**To be done**. Drop the pictures, then extract the listing word for word.
^^^^^^^^^^^^^^^^
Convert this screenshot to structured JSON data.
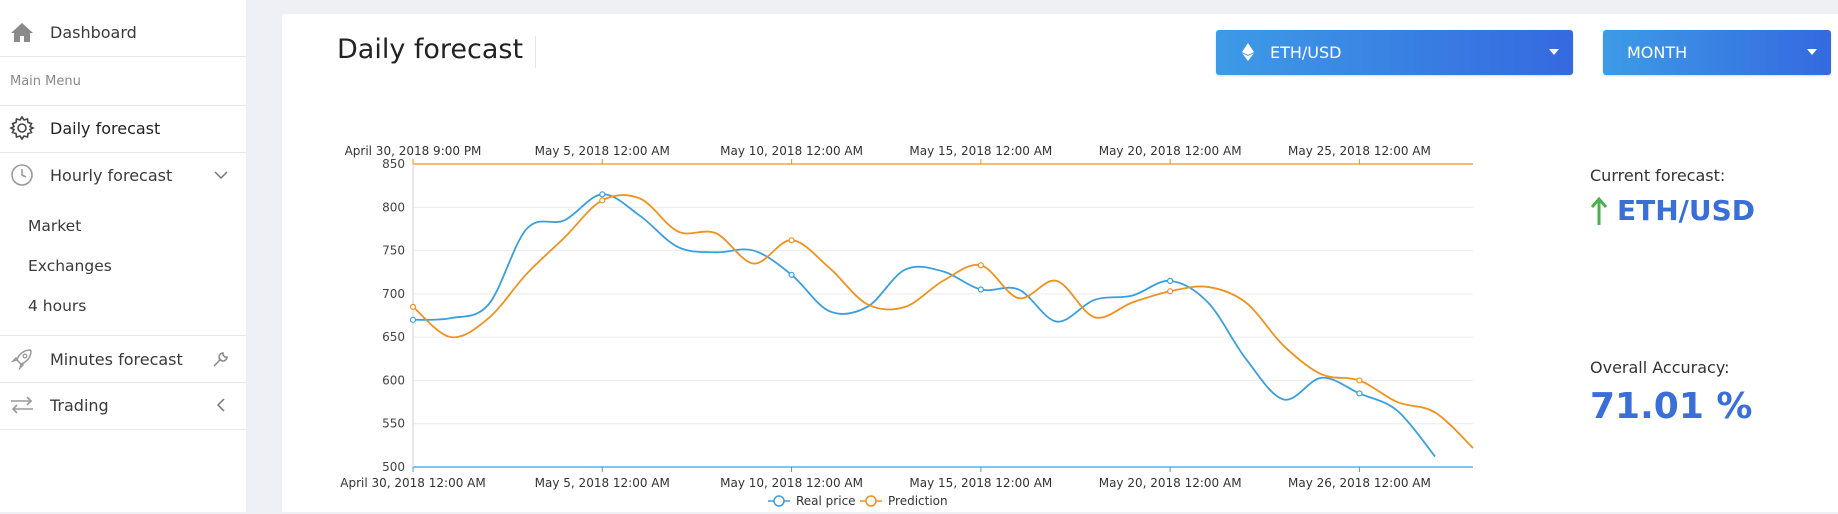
{
  "sidebar": {
    "items": [
      {
        "label": "Dashboard",
        "icon": "home-icon"
      },
      {
        "label": "Main Menu"
      },
      {
        "label": "Daily forecast",
        "icon": "gear-icon"
      },
      {
        "label": "Hourly forecast",
        "icon": "clock-icon"
      },
      {
        "label": "Market"
      },
      {
        "label": "Exchanges"
      },
      {
        "label": "4 hours"
      },
      {
        "label": "Minutes forecast",
        "icon": "rocket-icon"
      },
      {
        "label": "Trading",
        "icon": "transfer-icon"
      }
    ]
  },
  "main": {
    "title": "Daily forecast",
    "pair_dropdown": {
      "value": "ETH/USD",
      "icon": "ethereum-icon"
    },
    "period_dropdown": {
      "value": "MONTH"
    },
    "current_forecast_label": "Current forecast:",
    "current_forecast_value": "ETH/USD",
    "current_forecast_direction": "up",
    "accuracy_label": "Overall Accuracy:",
    "accuracy_value": "71.01 %"
  },
  "colors": {
    "accent_blue": "#3a6fd8",
    "real_price": "#3aa0dd",
    "prediction": "#f0921f",
    "up_arrow": "#4caf50"
  },
  "chart_data": {
    "type": "line",
    "ylim": [
      500,
      850
    ],
    "yticks": [
      500,
      550,
      600,
      650,
      700,
      750,
      800,
      850
    ],
    "top_axis_labels": [
      "April 30, 2018 9:00 PM",
      "May 5, 2018 12:00 AM",
      "May 10, 2018 12:00 AM",
      "May 15, 2018 12:00 AM",
      "May 20, 2018 12:00 AM",
      "May 25, 2018 12:00 AM"
    ],
    "bottom_axis_labels": [
      "April 30, 2018 12:00 AM",
      "May 5, 2018 12:00 AM",
      "May 10, 2018 12:00 AM",
      "May 15, 2018 12:00 AM",
      "May 20, 2018 12:00 AM",
      "May 26, 2018 12:00 AM"
    ],
    "x_days": 28,
    "series": [
      {
        "name": "Real price",
        "color": "#3aa0dd",
        "x": [
          0,
          1,
          2,
          3,
          4,
          5,
          6,
          7,
          8,
          9,
          10,
          11,
          12,
          13,
          14,
          15,
          16,
          17,
          18,
          19,
          20,
          21,
          22,
          23,
          24,
          25,
          26,
          27
        ],
        "values": [
          670,
          672,
          688,
          775,
          785,
          815,
          790,
          754,
          748,
          750,
          722,
          680,
          685,
          728,
          726,
          705,
          705,
          668,
          693,
          698,
          715,
          690,
          625,
          578,
          603,
          585,
          565,
          512
        ],
        "markers": [
          0,
          5,
          10,
          15,
          20,
          25
        ]
      },
      {
        "name": "Prediction",
        "color": "#f0921f",
        "x": [
          0,
          1,
          2,
          3,
          4,
          5,
          6,
          7,
          8,
          9,
          10,
          11,
          12,
          13,
          14,
          15,
          16,
          17,
          18,
          19,
          20,
          21,
          22,
          23,
          24,
          25,
          26,
          27,
          28
        ],
        "values": [
          685,
          650,
          672,
          723,
          765,
          808,
          810,
          772,
          770,
          735,
          762,
          730,
          688,
          685,
          715,
          733,
          695,
          715,
          673,
          690,
          703,
          708,
          690,
          640,
          607,
          600,
          575,
          563,
          522
        ],
        "markers": [
          0,
          5,
          10,
          15,
          20,
          25
        ]
      }
    ]
  }
}
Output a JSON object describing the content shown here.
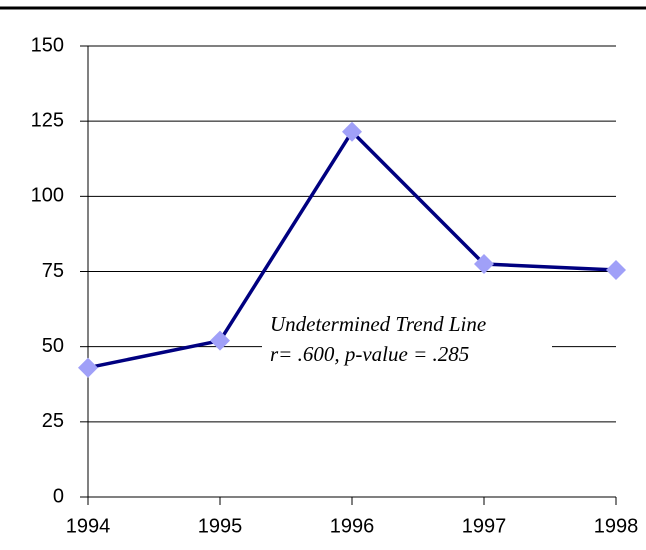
^^^^^^^^^^^^^^^^
**In response**.
Convert this screenshot to structured JSON data.
{
  "sidebar": {
    "items": [
      {
        "label": "Dashboard",
        "icon": "home-icon"
      },
      {
        "label": "Main Menu"
      },
      {
        "label": "Daily forecast",
        "icon": "gear-icon"
      },
      {
        "label": "Hourly forecast",
        "icon": "clock-icon"
      },
      {
        "label": "Market"
      },
      {
        "label": "Exchanges"
      },
      {
        "label": "4 hours"
      },
      {
        "label": "Minutes forecast",
        "icon": "rocket-icon"
      },
      {
        "label": "Trading",
        "icon": "transfer-icon"
      }
    ]
  },
  "main": {
    "title": "Daily forecast",
    "pair_dropdown": {
      "value": "ETH/USD",
      "icon": "ethereum-icon"
    },
    "period_dropdown": {
      "value": "MONTH"
    },
    "current_forecast_label": "Current forecast:",
    "current_forecast_value": "ETH/USD",
    "current_forecast_direction": "up",
    "accuracy_label": "Overall Accuracy:",
    "accuracy_value": "71.01 %"
  },
  "colors": {
    "accent_blue": "#3a6fd8",
    "real_price": "#3aa0dd",
    "prediction": "#f0921f",
    "up_arrow": "#4caf50"
  },
  "chart_data": {
    "type": "line",
    "ylim": [
      500,
      850
    ],
    "yticks": [
      500,
      550,
      600,
      650,
      700,
      750,
      800,
      850
    ],
    "top_axis_labels": [
      "April 30, 2018 9:00 PM",
      "May 5, 2018 12:00 AM",
      "May 10, 2018 12:00 AM",
      "May 15, 2018 12:00 AM",
      "May 20, 2018 12:00 AM",
      "May 25, 2018 12:00 AM"
    ],
    "bottom_axis_labels": [
      "April 30, 2018 12:00 AM",
      "May 5, 2018 12:00 AM",
      "May 10, 2018 12:00 AM",
      "May 15, 2018 12:00 AM",
      "May 20, 2018 12:00 AM",
      "May 26, 2018 12:00 AM"
    ],
    "x_days": 28,
    "series": [
      {
        "name": "Real price",
        "color": "#3aa0dd",
        "x": [
          0,
          1,
          2,
          3,
          4,
          5,
          6,
          7,
          8,
          9,
          10,
          11,
          12,
          13,
          14,
          15,
          16,
          17,
          18,
          19,
          20,
          21,
          22,
          23,
          24,
          25,
          26,
          27
        ],
        "values": [
          670,
          672,
          688,
          775,
          785,
          815,
          790,
          754,
          748,
          750,
          722,
          680,
          685,
          728,
          726,
          705,
          705,
          668,
          693,
          698,
          715,
          690,
          625,
          578,
          603,
          585,
          565,
          512
        ],
        "markers": [
          0,
          5,
          10,
          15,
          20,
          25
        ]
      },
      {
        "name": "Prediction",
        "color": "#f0921f",
        "x": [
          0,
          1,
          2,
          3,
          4,
          5,
          6,
          7,
          8,
          9,
          10,
          11,
          12,
          13,
          14,
          15,
          16,
          17,
          18,
          19,
          20,
          21,
          22,
          23,
          24,
          25,
          26,
          27,
          28
        ],
        "values": [
          685,
          650,
          672,
          723,
          765,
          808,
          810,
          772,
          770,
          735,
          762,
          730,
          688,
          685,
          715,
          733,
          695,
          715,
          673,
          690,
          703,
          708,
          690,
          640,
          607,
          600,
          575,
          563,
          522
        ],
        "markers": [
          0,
          5,
          10,
          15,
          20,
          25
        ]
      }
    ]
  }
}
Output a JSON object describing the content shown here.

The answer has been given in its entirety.